Records
——————

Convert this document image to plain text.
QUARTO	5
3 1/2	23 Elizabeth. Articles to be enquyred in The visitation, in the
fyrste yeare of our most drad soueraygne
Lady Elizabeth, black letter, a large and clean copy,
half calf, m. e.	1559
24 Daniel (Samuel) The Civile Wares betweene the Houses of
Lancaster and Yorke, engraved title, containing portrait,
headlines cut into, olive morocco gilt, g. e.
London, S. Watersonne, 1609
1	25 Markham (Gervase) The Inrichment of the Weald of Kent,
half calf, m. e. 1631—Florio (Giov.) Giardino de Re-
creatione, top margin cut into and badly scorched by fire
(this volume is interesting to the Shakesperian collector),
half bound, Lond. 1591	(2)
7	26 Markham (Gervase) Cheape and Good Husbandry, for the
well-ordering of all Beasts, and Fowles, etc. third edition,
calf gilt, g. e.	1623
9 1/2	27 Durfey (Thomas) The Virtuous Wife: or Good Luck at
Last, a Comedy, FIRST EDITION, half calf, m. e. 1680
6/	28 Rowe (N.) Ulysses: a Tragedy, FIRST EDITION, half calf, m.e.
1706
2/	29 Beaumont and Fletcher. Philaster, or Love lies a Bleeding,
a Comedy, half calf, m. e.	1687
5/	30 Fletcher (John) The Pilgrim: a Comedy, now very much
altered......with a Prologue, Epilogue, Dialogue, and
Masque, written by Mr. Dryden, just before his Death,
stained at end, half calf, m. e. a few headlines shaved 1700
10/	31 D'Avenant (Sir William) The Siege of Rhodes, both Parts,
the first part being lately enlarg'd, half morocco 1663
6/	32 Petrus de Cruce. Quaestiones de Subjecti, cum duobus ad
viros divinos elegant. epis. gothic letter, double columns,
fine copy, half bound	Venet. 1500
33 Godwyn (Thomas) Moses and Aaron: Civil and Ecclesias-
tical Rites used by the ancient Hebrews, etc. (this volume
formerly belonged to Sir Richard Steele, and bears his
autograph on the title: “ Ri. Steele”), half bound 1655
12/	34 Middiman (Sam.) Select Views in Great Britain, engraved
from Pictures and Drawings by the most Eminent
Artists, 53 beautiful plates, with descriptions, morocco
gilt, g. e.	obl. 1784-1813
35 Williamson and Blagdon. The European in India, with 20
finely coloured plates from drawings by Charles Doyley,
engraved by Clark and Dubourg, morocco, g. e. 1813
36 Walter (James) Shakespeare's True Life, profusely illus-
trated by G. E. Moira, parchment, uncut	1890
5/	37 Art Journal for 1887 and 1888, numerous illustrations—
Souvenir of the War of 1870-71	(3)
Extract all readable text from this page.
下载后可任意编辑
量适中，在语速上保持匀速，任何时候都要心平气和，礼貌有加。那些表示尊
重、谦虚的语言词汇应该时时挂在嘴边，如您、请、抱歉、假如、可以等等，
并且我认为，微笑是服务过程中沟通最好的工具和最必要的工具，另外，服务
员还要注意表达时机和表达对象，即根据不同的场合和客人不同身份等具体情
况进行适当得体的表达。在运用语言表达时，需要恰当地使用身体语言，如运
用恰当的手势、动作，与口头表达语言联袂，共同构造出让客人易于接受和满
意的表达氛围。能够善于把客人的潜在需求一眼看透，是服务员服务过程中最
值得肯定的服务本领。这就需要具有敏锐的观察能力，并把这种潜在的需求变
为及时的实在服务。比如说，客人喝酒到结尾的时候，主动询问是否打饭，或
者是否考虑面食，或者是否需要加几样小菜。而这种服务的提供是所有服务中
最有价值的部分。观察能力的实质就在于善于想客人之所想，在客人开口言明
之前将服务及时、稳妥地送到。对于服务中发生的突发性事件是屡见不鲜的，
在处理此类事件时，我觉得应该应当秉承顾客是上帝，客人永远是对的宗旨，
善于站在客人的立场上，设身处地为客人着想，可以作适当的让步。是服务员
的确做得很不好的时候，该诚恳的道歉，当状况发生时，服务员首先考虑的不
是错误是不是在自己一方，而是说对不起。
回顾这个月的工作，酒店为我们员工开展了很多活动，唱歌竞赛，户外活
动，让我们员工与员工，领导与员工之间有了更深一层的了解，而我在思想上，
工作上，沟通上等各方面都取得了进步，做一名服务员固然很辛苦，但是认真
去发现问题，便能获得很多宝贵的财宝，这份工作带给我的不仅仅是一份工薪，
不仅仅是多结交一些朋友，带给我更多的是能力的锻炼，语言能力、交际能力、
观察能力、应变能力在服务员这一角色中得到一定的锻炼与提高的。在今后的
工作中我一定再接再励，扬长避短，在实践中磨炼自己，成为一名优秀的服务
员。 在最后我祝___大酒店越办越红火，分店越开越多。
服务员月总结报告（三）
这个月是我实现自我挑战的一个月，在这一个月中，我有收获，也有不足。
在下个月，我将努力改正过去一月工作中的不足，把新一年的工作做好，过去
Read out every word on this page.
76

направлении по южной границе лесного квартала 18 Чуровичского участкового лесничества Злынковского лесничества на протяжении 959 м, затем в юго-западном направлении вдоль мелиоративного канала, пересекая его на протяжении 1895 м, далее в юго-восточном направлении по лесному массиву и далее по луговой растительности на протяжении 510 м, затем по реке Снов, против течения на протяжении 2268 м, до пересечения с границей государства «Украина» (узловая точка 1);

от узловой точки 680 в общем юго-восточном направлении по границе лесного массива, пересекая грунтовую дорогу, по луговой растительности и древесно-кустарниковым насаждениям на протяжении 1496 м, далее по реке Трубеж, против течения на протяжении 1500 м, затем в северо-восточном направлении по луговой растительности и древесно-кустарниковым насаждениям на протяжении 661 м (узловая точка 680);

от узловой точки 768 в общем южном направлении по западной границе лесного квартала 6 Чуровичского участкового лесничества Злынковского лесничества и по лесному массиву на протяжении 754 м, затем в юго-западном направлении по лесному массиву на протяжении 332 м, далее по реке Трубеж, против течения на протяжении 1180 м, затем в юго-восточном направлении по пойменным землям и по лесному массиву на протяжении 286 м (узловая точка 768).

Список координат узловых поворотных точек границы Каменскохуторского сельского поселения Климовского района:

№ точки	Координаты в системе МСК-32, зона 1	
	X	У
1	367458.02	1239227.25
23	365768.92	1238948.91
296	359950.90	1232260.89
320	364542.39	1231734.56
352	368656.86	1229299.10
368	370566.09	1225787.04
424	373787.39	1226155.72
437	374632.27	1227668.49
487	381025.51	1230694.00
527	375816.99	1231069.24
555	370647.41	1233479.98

——————

> _WHAT TO PRODUCE_:
Find the lines of the material that hold the word "title" and report their count alone.

> _REPLY TO THE EXERCISE_:
2